Set problem 1: In the relativity thread, which experiment does the first comment recommend as a demonstration of time dilation?
Set problem 2: From the relativity thread, quote the stretch from "I'm working on" through "frame (relative simultaneity).".

━━ Selected extract

# Relative simultaneity in Special Relativity: was it ever used in real world examples?

I'm working on researches in the area of Special and General Relativity (SR/GR) focused on time dilation and I have a question to pose. Lorentz transformations (LT) introduce a time transformation such that two events occurring at same time in one frame not being at same time in another frame (relative simultaneity).

A "special/singular" case for LT is when the clock in the frame at rest is also fixed. In this case the dependency on the position for transforming a delta time is dropped, and the conversion is only based on gamma (i.e. delta t' = gamma * delta t). This is the setup is fully equivalent to other relativity theories, based on absolute synchronization methods, and more specifically based on an absolute simultaneity. So this aspect is not a SR peculiarity anymore.

Looking at the SR literature for Earth and space time drift analysis real world experiments, all the models used are always based on the above "singular" case, i.e. an absolute-like frame is defined with a clock is at rest there. This allows to correlate delta times in different frames through coordinate vs. proper time comparisons, under certain assumptions for clock synchronization. But again it's not a specific feature of SR with respect to other theories! The same can be obtained with absolute frame & time models, with in some case much more easy and clear steps.

Does anyone know an example where the relative simultaneity is used for modeling a real experiment, i.e. where also the term -v*x/c^2 plays a role in the tranformation?

• The huge wall of text rambling about special relativity is not necessary. If you want a specific experiment where time-dilation is demonstrated see the muon lifetime observation. Aug 15, 2020 at 15:30
• Hi Charlie, thanks for the suggestion for question text editing. I've edited it removing non essential explanatory parts. Concerning the link, I knew that experiment already,. I've no doubt about the need for a relativistic effect in the model, but the on mentioned there is still another of the class of "singular" LT cases (i.e. absolute simultaneity like, no time transfer dependency on position). Aug 15, 2020 at 16:38

We investigate the speed and lifetime of cosmic-ray muons. The speed of cosmic-ray muons wasdetermined by measuring time-of-flight between parallel scintillator paddles for various separations

...

Relativistic kinematics was found to give a muchbetter fit, than Newtonian kinematics, between our experimental results and existing data on theenergies and momenta of cosmic-ray muons.

Actually all the analyses of the enormous amount of data in particle physics depend crucially on using relativistic kinematics.

• Hi Anna, than ks for the feedback and the link to the paper. It's interesting, but also that one still based on the "singular" LT form, i.e. τ = τ0 γ (no dependency on position). As said this relativistic model is compatible with different theories, not only with SR. I'm looking for a smoking gun for SR, with an time dilation experiment only solved by it. Aug 15, 2020 at 16:49
• @Gianni I have never heard of other kinematics fitting high energy particle physics data, so it is not necessary to separate time dilation from space contraction, they are taken care by the transformations used, in my opinion, and once the data is fitted , that is enough proof . Aug 15, 2020 at 18:06
• I fully support your point, but in those conditions it only proves that a class of relativistic theories (not only SR) is a valid model for high energy particle physics data analysis. Thanks anyway for the answer. Aug 15, 2020 at 20:15
• Only if they have the Lorenz transformation implicitly or explicitly, as GR .. Aug 16, 2020 at 3:57
• So far I'd rephrase in (... only if they have a relativistic kinematic time transformation implicitly or explicitly - not necessarily SR one - aside the GR based gravitational time drift part...) :-) Aug 16, 2020 at 9:28

I think you're asking for experiments in which there are two different physical reference frames, i.e., two arrays of Einstein-synchronized clocks in relative motion. The muon experiment doesn't count because there are no sets of comoving muons with Einstein-synchronized decay times.

━━━━
━━ Data records

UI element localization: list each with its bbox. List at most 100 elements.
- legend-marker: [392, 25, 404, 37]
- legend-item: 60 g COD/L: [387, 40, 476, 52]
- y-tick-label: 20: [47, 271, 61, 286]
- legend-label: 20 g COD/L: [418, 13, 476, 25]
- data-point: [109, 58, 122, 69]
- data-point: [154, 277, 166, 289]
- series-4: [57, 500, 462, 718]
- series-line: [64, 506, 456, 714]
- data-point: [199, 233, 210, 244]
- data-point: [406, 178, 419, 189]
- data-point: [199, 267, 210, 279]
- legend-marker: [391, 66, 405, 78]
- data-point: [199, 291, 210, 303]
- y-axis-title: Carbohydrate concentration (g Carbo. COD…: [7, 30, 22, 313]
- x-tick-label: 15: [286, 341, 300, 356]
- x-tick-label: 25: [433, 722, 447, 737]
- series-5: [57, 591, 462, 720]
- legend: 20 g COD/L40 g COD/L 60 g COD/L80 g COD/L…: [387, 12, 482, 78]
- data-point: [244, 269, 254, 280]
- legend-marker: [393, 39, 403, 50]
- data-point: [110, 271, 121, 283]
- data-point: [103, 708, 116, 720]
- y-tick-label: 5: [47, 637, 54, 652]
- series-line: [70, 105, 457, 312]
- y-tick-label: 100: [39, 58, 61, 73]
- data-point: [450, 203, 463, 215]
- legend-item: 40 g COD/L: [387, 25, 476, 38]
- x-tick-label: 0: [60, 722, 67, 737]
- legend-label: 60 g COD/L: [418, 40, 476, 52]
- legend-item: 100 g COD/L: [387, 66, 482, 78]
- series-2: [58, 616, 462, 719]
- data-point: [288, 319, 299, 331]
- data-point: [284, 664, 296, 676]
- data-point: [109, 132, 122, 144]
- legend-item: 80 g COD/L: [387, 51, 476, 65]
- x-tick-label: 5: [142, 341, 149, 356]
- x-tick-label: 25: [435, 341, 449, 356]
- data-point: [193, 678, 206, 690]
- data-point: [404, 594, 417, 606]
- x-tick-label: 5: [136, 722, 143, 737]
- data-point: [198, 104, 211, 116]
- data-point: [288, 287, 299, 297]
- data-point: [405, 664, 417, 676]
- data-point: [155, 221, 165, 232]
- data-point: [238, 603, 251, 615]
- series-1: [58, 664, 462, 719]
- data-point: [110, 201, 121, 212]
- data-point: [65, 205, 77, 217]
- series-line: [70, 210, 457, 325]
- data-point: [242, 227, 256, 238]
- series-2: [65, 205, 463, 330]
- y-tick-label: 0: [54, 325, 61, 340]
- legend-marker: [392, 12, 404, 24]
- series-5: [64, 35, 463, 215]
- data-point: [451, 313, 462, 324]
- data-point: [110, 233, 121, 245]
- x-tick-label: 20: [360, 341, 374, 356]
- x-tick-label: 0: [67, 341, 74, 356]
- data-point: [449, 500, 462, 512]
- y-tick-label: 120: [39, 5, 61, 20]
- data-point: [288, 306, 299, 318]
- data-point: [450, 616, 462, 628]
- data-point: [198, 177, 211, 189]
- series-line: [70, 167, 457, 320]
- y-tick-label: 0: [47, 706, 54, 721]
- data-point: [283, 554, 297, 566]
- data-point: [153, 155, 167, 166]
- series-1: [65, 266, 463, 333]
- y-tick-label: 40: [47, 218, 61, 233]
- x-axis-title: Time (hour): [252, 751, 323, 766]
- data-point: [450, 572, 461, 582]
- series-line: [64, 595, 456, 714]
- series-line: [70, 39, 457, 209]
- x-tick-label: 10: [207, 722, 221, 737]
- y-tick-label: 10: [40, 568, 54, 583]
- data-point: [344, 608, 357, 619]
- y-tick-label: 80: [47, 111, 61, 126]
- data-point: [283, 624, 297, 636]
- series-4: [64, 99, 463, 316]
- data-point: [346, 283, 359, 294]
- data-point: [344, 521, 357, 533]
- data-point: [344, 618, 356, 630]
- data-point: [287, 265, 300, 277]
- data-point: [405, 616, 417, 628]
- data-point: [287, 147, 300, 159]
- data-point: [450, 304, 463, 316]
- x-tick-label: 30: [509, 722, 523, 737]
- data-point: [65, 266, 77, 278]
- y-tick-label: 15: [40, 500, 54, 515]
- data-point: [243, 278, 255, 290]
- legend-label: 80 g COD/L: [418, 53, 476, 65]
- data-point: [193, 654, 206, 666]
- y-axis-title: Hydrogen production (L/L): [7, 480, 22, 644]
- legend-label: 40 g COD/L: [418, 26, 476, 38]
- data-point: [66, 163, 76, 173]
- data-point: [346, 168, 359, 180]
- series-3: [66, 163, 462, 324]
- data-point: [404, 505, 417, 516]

━━━━

Full solution 1: The muon lifetime observation.

Full solution 2:
I'm working on researches in the area of Special and General Relativity (SR/GR) focused on time dilation and I have a question to pose. Lorentz transformations (LT) introduce a time transformation such that two events occurring at same time in one frame not being at same time in another frame (relative simultaneity).